Excerpted text:
Best to ride on dirt or grass surfaces since these are less harsh then pavement or concrete on your dog. You may want to consider using a paw wax to help protect your dogs paws.


Dogs cool by panting. When air temperatures are near body temperature (101 to 102.5 degrees Fahrenheit) or higher dogs cannot cool themselves efficiently.  The  ground temperature can be more than 50 degrees hotter than the air temperature. Burns can result at 118 degrees. Exercise during the morning and evening hours when it’s cooler and avoid concrete and especially blacktop or pavement.   


High humidity also impairs a dog cooling ability which can also contribute to heat stroke.

What’s The Best Way to Cool a Dog?

A recent study compared three mechanisms for cooling dogs after 15 min treadmill exercise in a room at 30 degrees C (86 degrees F) (5). Dogs that were dipped in water for 5 minutes at ambient temperature had cooled in 16 minutes. Dogs that were placed in a kennel on a cooling mat at 4 degrees C (39 degrees F) with a fan took 36 minutes to cool. And dogs that were just in a kennel with a fan took 48 minutes to cool down. The authors suggested that water immersion is a method for not only treating but also for preventing overheating when dogs exercise.” [4]


Treadmills can be used for endurance conditioning but they should only be used under the proper circumstances. First off they should only be used with dogs that enjoy using them. Treadmills are good for supervised physical rehab and the canine athlete. For the canine athlete they can “be an outstanding alternative during inclement weather and can provide variety in training.”

Information:
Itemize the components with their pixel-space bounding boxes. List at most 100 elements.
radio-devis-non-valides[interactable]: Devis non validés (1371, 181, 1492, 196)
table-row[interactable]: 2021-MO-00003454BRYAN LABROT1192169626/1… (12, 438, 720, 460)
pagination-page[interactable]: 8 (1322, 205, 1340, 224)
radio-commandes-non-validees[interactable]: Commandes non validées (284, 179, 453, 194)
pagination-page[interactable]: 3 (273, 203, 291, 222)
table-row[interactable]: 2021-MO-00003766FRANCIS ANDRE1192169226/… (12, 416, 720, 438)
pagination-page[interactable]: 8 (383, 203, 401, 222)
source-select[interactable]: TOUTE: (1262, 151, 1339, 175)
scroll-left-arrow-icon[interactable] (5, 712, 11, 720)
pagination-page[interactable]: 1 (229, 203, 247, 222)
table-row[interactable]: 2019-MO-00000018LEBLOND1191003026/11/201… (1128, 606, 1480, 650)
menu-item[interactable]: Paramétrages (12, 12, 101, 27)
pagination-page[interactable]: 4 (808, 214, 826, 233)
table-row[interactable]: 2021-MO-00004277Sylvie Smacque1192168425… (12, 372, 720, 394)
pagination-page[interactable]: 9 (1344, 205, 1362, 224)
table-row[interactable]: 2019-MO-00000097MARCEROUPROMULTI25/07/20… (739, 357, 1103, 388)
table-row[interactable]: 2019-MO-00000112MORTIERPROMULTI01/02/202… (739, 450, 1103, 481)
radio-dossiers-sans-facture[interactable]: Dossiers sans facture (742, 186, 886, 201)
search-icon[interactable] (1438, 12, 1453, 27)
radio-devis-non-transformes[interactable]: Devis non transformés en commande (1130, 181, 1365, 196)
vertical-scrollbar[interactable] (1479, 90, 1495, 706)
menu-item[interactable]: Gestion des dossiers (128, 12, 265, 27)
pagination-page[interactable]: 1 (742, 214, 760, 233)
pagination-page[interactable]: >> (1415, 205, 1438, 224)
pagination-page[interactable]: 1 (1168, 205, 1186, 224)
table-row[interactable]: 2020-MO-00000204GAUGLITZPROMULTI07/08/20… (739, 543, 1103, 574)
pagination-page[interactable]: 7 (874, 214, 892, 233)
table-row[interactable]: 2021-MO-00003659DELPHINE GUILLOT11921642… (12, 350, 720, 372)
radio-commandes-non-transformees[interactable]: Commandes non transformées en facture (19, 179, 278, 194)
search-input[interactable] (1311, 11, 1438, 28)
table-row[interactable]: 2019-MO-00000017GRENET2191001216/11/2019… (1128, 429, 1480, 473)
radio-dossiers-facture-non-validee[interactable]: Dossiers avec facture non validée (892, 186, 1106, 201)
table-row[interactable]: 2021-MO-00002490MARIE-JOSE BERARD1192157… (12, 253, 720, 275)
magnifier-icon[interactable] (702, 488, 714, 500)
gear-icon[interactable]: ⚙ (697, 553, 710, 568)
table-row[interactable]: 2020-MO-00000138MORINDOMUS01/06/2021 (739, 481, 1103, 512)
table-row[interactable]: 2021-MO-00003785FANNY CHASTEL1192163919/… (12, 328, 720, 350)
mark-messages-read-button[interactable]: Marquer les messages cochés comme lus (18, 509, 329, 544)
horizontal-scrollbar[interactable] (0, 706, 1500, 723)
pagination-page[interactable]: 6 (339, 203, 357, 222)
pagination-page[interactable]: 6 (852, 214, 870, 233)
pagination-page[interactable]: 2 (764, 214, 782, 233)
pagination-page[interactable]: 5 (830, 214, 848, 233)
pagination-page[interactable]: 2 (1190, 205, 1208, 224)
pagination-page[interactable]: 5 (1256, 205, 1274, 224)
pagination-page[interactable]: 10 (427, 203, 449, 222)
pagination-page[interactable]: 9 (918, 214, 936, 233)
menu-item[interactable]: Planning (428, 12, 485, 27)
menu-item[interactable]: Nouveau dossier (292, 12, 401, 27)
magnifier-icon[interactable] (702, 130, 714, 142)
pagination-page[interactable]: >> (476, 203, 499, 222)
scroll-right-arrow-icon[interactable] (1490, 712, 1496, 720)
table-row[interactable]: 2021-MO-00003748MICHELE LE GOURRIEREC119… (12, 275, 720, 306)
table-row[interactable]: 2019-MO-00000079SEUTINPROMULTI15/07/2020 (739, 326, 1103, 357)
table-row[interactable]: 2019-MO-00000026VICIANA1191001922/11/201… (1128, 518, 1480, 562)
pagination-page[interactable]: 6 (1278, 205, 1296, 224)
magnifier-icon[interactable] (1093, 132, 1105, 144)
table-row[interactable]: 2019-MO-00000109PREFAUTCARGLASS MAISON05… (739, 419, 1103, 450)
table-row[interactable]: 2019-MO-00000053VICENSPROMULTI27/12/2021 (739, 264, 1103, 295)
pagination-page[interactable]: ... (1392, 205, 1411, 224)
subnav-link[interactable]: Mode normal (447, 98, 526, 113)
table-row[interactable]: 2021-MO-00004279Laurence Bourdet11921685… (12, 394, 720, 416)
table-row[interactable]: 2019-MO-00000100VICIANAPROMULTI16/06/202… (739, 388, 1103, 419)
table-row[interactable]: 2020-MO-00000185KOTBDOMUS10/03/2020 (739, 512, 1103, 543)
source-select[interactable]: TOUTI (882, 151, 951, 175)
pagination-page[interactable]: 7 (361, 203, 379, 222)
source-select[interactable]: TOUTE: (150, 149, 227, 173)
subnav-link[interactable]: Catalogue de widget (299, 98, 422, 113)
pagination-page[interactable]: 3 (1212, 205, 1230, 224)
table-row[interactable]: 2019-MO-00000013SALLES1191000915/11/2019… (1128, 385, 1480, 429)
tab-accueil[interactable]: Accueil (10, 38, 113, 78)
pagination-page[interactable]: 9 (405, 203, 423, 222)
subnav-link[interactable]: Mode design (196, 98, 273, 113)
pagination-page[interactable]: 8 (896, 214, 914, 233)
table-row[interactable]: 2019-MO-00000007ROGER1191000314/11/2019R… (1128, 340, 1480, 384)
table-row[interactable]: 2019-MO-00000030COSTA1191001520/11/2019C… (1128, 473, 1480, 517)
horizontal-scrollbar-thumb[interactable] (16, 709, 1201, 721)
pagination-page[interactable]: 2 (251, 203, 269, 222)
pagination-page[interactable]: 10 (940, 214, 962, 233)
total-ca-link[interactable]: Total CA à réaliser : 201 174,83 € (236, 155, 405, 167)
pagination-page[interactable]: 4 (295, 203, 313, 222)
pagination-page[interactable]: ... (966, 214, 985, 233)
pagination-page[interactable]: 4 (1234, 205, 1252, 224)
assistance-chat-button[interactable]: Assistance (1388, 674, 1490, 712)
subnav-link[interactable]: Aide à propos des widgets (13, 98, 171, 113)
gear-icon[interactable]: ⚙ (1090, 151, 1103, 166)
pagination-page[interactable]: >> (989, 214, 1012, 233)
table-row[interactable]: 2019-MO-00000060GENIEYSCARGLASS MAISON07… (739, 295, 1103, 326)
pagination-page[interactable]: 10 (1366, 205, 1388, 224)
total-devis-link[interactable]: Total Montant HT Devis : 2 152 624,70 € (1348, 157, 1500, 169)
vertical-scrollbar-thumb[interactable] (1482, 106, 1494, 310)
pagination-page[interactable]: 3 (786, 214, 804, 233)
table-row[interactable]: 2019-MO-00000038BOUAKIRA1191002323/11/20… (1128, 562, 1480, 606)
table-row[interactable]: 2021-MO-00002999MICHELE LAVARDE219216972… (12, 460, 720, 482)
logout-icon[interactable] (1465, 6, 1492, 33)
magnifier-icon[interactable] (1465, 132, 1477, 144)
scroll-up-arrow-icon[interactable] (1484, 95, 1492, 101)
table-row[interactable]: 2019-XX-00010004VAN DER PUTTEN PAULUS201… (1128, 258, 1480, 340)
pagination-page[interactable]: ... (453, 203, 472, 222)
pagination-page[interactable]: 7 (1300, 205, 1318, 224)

Problems and tasks:
A. According to the text on exercising dogs, how long did the dogs that were dipped in water take to cool?
B. Say whether each statement agrees with the text on exercising dogs, and quote the words from the text that decide it: (i) Burns can occur at 118 degrees. (ii) Dogs on a cooling mat with a fan cooled faster than dogs dipped in water. (iii) Treadmills should be used only with dogs that enjoy them.
C. Write a continuation of the text on exercising dogs, starting after its last sentence.
The items don't matter here and can be ignored.

Responses:
A. They had cooled in 16 minutes.

B.
(i) Yes: "Burns can result at 118 degrees."
(ii) No: "Dogs that were dipped in water for 5 minutes at ambient temperature had cooled in 16 minutes," while the dogs on a cooling mat with a fan "took 36 minutes to cool."
(iii) Yes: "they should only be used with dogs that enjoy using them."

C.
Another consideration is that “trotting on a treadmill does not exercise as many muscles as trotting over ground” and “treadmills should not constitute the main method for endurance conditioning in canine athletes that specialize in endurance events such as mushing, field trials, and herding trials.“

Additional important considerations are:

  • The “treadmill is at least 2.5 times the length of the dog’s body”  (measured front of chest to furthest point under base of tail)

  • “With most larger dogs this rules out the use of treadmills designed for humans.”

  • “Other cautions for use of the treadmill include not having the treadmill face a wall or other solid surface, not harnessing a dog to a treadmill”

 Chris Zink; Janet B. Van Dyke. Canine Sports Medicine and Rehabilitation. Wiley.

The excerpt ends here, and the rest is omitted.